Problem: Locate the line containing "Read out every word on this page." in the material below; repeat it and every line after it, exactly as written.

Records for processing:
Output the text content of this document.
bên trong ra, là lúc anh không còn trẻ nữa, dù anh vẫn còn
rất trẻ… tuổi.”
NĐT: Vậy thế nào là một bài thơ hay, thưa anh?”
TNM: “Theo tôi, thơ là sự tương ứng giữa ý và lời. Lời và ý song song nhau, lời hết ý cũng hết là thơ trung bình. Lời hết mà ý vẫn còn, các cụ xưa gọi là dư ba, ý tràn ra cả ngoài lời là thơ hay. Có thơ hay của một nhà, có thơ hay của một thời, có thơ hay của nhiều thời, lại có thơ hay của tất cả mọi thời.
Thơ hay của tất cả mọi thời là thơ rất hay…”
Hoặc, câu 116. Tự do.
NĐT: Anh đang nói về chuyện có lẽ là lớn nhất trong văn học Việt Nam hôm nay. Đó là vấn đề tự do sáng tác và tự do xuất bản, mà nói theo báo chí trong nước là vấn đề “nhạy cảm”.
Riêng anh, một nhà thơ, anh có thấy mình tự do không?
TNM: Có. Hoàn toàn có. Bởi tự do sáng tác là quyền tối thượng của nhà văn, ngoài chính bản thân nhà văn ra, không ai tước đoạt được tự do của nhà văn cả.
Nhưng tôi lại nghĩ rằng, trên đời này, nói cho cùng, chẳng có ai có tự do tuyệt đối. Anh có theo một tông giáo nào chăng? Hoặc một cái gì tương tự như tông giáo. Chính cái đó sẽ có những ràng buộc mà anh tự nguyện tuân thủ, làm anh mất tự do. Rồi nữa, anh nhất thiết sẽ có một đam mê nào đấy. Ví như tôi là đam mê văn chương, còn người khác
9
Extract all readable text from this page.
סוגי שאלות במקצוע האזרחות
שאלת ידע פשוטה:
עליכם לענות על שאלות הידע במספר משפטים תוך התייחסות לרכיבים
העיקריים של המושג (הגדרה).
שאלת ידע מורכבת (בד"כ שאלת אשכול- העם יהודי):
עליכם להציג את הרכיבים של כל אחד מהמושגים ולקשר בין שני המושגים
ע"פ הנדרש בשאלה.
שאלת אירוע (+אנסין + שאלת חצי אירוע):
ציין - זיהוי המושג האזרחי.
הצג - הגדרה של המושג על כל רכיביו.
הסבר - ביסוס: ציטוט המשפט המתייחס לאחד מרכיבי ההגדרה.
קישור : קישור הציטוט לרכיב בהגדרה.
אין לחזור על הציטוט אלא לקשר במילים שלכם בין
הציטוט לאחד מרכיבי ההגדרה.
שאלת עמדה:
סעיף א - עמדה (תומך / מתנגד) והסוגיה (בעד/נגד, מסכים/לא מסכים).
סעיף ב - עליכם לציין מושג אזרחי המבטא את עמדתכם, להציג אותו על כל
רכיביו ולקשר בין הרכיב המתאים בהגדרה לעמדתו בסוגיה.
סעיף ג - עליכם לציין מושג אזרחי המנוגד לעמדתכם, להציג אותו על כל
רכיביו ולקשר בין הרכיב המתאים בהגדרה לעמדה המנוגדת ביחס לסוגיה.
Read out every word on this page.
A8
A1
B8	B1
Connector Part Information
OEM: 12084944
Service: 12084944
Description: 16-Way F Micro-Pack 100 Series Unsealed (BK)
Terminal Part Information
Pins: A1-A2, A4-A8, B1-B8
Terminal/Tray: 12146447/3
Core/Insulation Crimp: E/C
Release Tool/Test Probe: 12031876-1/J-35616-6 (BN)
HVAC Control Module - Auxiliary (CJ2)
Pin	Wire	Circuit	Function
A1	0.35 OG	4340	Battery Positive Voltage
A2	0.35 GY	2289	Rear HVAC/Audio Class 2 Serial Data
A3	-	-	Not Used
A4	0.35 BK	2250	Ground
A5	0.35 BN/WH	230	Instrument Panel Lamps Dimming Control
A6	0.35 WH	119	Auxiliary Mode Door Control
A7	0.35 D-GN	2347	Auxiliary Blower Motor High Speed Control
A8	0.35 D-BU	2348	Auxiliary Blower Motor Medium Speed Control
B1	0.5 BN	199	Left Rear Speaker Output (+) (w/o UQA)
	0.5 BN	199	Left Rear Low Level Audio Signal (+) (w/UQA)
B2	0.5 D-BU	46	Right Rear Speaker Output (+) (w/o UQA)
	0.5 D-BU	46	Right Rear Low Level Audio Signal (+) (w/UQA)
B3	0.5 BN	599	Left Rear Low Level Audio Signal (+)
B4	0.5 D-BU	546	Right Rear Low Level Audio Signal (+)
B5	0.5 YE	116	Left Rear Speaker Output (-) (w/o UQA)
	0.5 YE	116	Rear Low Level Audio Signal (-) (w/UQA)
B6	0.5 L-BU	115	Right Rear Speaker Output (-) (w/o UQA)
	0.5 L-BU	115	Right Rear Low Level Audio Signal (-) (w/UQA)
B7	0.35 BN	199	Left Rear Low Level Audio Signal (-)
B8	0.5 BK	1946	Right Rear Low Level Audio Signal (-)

Result for this exercise:
Read out every word on this page.
A8
A1
B8	B1
Connector Part Information
OEM: 12084944
Service: 12084944
Description: 16-Way F Micro-Pack 100 Series Unsealed (BK)
Terminal Part Information
Pins: A1-A2, A4-A8, B1-B8
Terminal/Tray: 12146447/3
Core/Insulation Crimp: E/C
Release Tool/Test Probe: 12031876-1/J-35616-6 (BN)
HVAC Control Module - Auxiliary (CJ2)
Pin	Wire	Circuit	Function
A1	0.35 OG	4340	Battery Positive Voltage
A2	0.35 GY	2289	Rear HVAC/Audio Class 2 Serial Data
A3	-	-	Not Used
A4	0.35 BK	2250	Ground
A5	0.35 BN/WH	230	Instrument Panel Lamps Dimming Control
A6	0.35 WH	119	Auxiliary Mode Door Control
A7	0.35 D-GN	2347	Auxiliary Blower Motor High Speed Control
A8	0.35 D-BU	2348	Auxiliary Blower Motor Medium Speed Control
B1	0.5 BN	199	Left Rear Speaker Output (+) (w/o UQA)
	0.5 BN	199	Left Rear Low Level Audio Signal (+) (w/UQA)
B2	0.5 D-BU	46	Right Rear Speaker Output (+) (w/o UQA)
	0.5 D-BU	46	Right Rear Low Level Audio Signal (+) (w/UQA)
B3	0.5 BN	599	Left Rear Low Level Audio Signal (+)
B4	0.5 D-BU	546	Right Rear Low Level Audio Signal (+)
B5	0.5 YE	116	Left Rear Speaker Output (-) (w/o UQA)
	0.5 YE	116	Rear Low Level Audio Signal (-) (w/UQA)
B6	0.5 L-BU	115	Right Rear Speaker Output (-) (w/o UQA)
	0.5 L-BU	115	Right Rear Low Level Audio Signal (-) (w/UQA)
B7	0.35 BN	199	Left Rear Low Level Audio Signal (-)
B8	0.5 BK	1946	Right Rear Low Level Audio Signal (-)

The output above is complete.